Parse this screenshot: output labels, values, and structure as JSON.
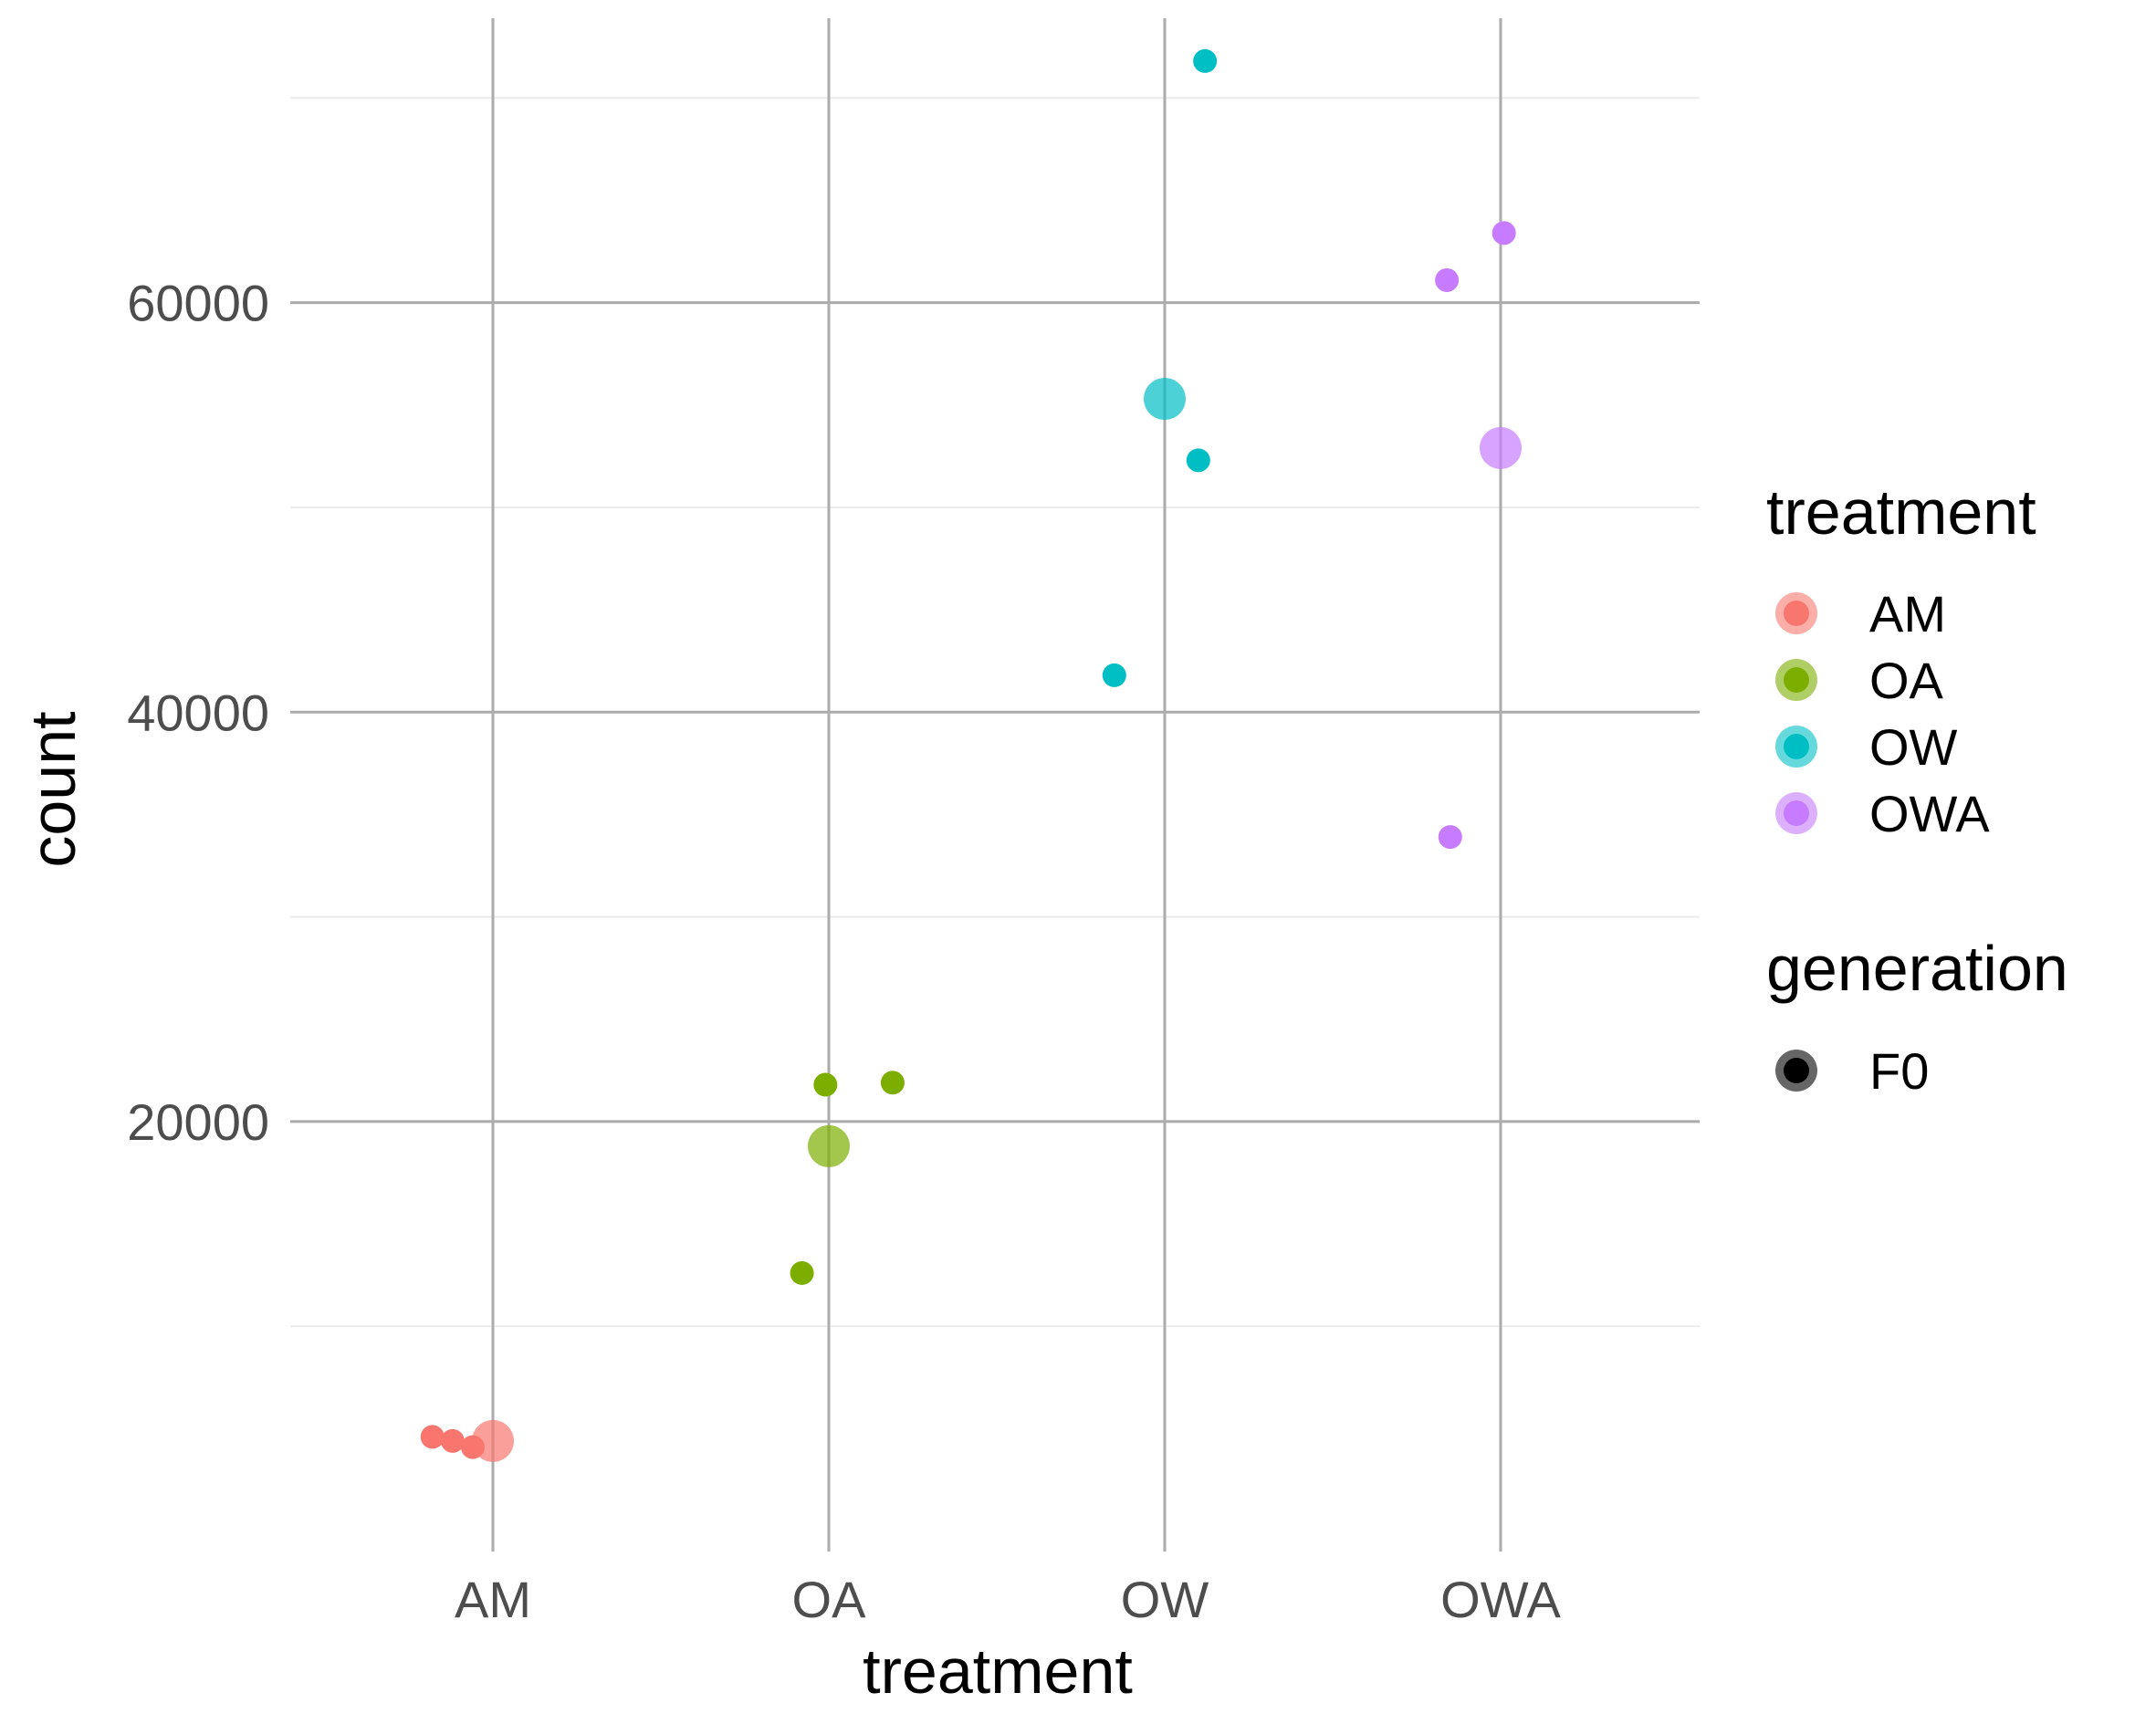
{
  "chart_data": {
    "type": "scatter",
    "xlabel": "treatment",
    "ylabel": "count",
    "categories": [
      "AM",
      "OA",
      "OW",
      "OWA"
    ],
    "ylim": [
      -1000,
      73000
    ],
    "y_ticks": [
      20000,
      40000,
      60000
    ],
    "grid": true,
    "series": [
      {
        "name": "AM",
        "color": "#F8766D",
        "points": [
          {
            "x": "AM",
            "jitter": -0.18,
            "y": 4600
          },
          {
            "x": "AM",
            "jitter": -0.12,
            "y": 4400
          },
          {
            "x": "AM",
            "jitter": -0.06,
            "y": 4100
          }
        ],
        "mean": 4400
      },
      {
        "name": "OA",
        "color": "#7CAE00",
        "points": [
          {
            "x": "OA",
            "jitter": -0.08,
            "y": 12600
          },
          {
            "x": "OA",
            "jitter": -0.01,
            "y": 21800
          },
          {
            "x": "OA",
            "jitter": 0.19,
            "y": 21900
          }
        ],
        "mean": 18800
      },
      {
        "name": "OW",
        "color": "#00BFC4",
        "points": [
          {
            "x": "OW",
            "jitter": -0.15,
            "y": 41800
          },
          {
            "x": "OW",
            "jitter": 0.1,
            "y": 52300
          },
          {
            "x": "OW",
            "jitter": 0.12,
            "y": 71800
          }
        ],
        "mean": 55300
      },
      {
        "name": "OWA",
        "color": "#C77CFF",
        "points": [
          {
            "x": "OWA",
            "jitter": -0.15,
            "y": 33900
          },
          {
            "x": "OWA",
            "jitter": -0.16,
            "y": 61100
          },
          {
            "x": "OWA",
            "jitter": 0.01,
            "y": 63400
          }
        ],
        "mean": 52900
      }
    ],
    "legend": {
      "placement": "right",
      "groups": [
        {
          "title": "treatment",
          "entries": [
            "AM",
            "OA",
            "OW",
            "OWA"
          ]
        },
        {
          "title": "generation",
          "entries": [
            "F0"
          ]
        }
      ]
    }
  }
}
----
◆ Short problem ◆
Return all lines of the material above in which the word "jitter" occurs.

◆ Answer to this exercise ◆
            "jitter": -0.18,
            "jitter": -0.12,
            "jitter": -0.06,
            "jitter": -0.08,
            "jitter": -0.01,
            "jitter": 0.19,
            "jitter": -0.15,
            "jitter": 0.1,
            "jitter": 0.12,
            "jitter": -0.15,
            "jitter": -0.16,
            "jitter": 0.01,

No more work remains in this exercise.